Rewrite every line of the records below as a Markdown table with two columns, Row and Line, numbering the rows and skipping blank lines. Leave the pictures out of the table.

-*-

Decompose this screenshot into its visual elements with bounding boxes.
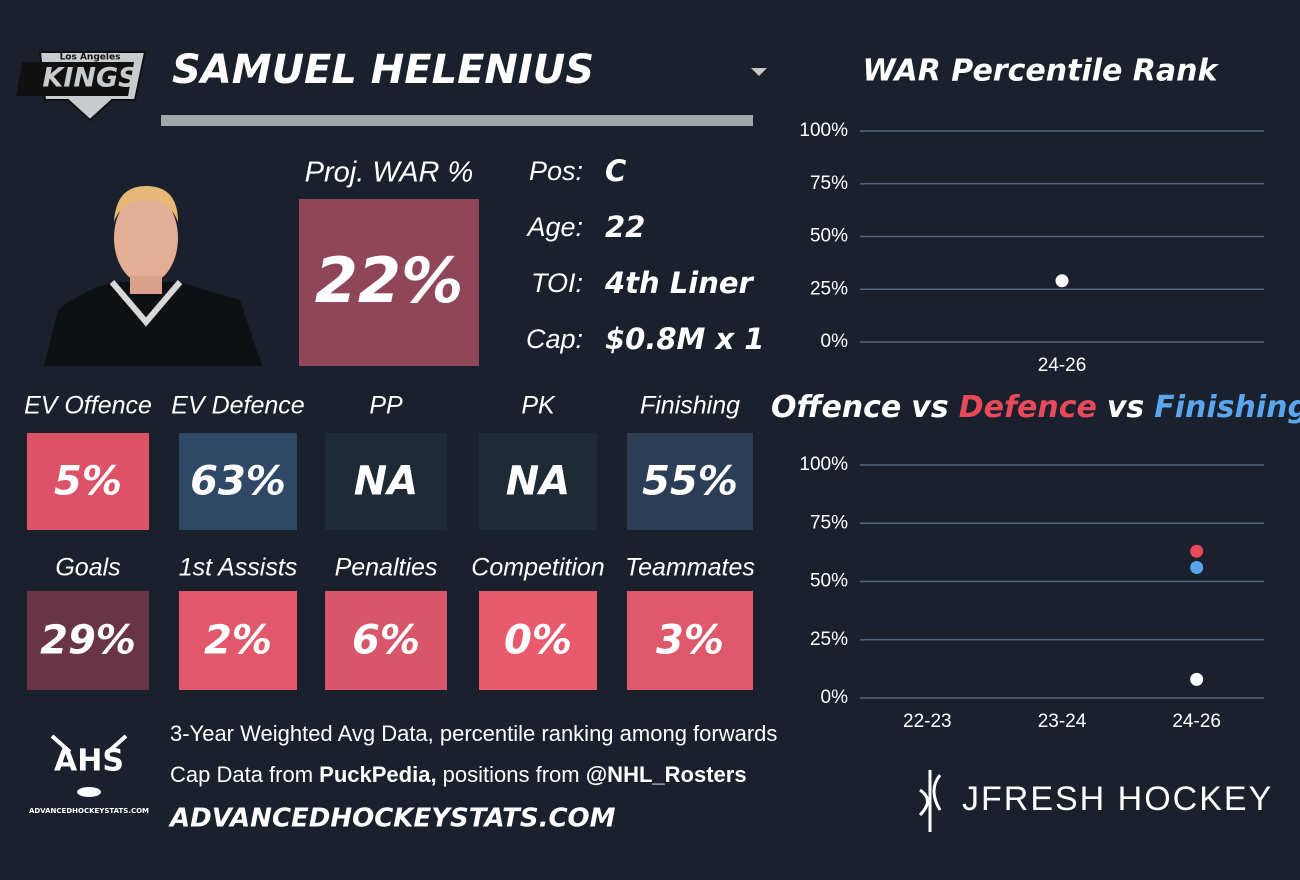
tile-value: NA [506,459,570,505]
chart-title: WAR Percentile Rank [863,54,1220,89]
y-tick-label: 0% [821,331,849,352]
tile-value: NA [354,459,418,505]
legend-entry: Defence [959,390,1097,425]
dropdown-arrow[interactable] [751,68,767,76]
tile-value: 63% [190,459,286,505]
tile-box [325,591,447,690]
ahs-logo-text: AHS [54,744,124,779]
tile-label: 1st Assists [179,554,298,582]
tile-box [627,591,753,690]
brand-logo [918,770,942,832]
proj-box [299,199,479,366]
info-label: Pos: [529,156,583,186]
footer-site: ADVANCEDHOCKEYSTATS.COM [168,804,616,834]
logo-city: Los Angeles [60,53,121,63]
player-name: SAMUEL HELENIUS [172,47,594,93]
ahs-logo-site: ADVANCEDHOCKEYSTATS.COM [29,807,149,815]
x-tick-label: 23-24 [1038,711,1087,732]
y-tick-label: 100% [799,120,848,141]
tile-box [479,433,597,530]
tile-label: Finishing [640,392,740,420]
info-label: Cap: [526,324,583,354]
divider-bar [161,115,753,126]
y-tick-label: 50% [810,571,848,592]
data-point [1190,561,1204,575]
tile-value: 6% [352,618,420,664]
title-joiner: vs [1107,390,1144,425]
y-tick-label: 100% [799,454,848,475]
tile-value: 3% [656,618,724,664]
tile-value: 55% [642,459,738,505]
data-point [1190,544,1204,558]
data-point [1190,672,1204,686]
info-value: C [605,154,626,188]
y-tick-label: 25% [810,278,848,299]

-*-

## Finished answer
| Row | Line |
|---|---|
| 1 | Decompose this screenshot into its visual elements with bounding boxes. |
| 2 | tile-value: NA [506,459,570,505] |
| 3 | chart-title: WAR Percentile Rank [863,54,1220,89] |
| 4 | y-tick-label: 0% [821,331,849,352] |
| 5 | tile-value: NA [354,459,418,505] |
| 6 | legend-entry: Defence [959,390,1097,425] |
| 7 | dropdown-arrow[interactable] [751,68,767,76] |
| 8 | tile-value: 63% [190,459,286,505] |
| 9 | tile-box [325,591,447,690] |
| 10 | ahs-logo-text: AHS [54,744,124,779] |
| 11 | tile-label: 1st Assists [179,554,298,582] |
| 12 | tile-box [627,591,753,690] |
| 13 | brand-logo [918,770,942,832] |
| 14 | proj-box [299,199,479,366] |
| 15 | info-label: Pos: [529,156,583,186] |
| 16 | footer-site: ADVANCEDHOCKEYSTATS.COM [168,804,616,834] |
| 17 | logo-city: Los Angeles [60,53,121,63] |
| 18 | player-name: SAMUEL HELENIUS [172,47,594,93] |
| 19 | ahs-logo-site: ADVANCEDHOCKEYSTATS.COM [29,807,149,815] |
| 20 | x-tick-label: 23-24 [1038,711,1087,732] |
| 21 | y-tick-label: 100% [799,120,848,141] |
| 22 | tile-box [479,433,597,530] |
| 23 | tile-label: Finishing [640,392,740,420] |
| 24 | info-label: Cap: [526,324,583,354] |
| 25 | divider-bar [161,115,753,126] |
| 26 | y-tick-label: 50% [810,571,848,592] |
| 27 | data-point [1190,561,1204,575] |
| 28 | tile-value: 6% [352,618,420,664] |
| 29 | title-joiner: vs [1107,390,1144,425] |
| 30 | y-tick-label: 100% [799,454,848,475] |
| 31 | tile-value: 3% [656,618,724,664] |
| 32 | tile-value: 55% [642,459,738,505] |
| 33 | data-point [1190,544,1204,558] |
| 34 | data-point [1190,672,1204,686] |
| 35 | info-value: C [605,154,626,188] |
| 36 | y-tick-label: 25% [810,278,848,299] |